WHAT NEEDS TO BE DONE: Output the full listing word for word.

RECORDS FOR THIS EXERCISE:
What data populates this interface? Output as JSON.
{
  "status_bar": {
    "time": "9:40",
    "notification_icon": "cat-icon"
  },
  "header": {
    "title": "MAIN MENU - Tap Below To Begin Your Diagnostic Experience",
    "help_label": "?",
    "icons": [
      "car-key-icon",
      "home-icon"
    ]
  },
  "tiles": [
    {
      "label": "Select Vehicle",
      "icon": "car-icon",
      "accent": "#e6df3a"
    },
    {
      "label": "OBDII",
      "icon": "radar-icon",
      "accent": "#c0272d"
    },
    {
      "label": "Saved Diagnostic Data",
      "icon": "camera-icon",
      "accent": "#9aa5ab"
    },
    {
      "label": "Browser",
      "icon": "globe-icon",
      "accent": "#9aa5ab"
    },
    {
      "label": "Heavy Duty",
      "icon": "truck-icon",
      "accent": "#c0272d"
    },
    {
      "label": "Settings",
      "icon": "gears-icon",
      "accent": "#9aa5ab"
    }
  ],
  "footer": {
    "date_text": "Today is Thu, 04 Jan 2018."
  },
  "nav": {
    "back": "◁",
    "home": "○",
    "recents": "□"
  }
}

ANSWER TO THE PROBLEM:
What data populates this interface? Output as JSON.
{
  "status_bar": {
    "time": "9:40",
    "notification_icon": "cat-icon"
  },
  "header": {
    "title": "MAIN MENU - Tap Below To Begin Your Diagnostic Experience",
    "help_label": "?",
    "icons": [
      "car-key-icon",
      "home-icon"
    ]
  },
  "tiles": [
    {
      "label": "Select Vehicle",
      "icon": "car-icon",
      "accent": "#e6df3a"
    },
    {
      "label": "OBDII",
      "icon": "radar-icon",
      "accent": "#c0272d"
    },
    {
      "label": "Saved Diagnostic Data",
      "icon": "camera-icon",
      "accent": "#9aa5ab"
    },
    {
      "label": "Browser",
      "icon": "globe-icon",
      "accent": "#9aa5ab"
    },
    {
      "label": "Heavy Duty",
      "icon": "truck-icon",
      "accent": "#c0272d"
    },
    {
      "label": "Settings",
      "icon": "gears-icon",
      "accent": "#9aa5ab"
    }
  ],
  "footer": {
    "date_text": "Today is Thu, 04 Jan 2018."
  },
  "nav": {
    "back": "◁",
    "home": "○",
    "recents": "□"
  }
}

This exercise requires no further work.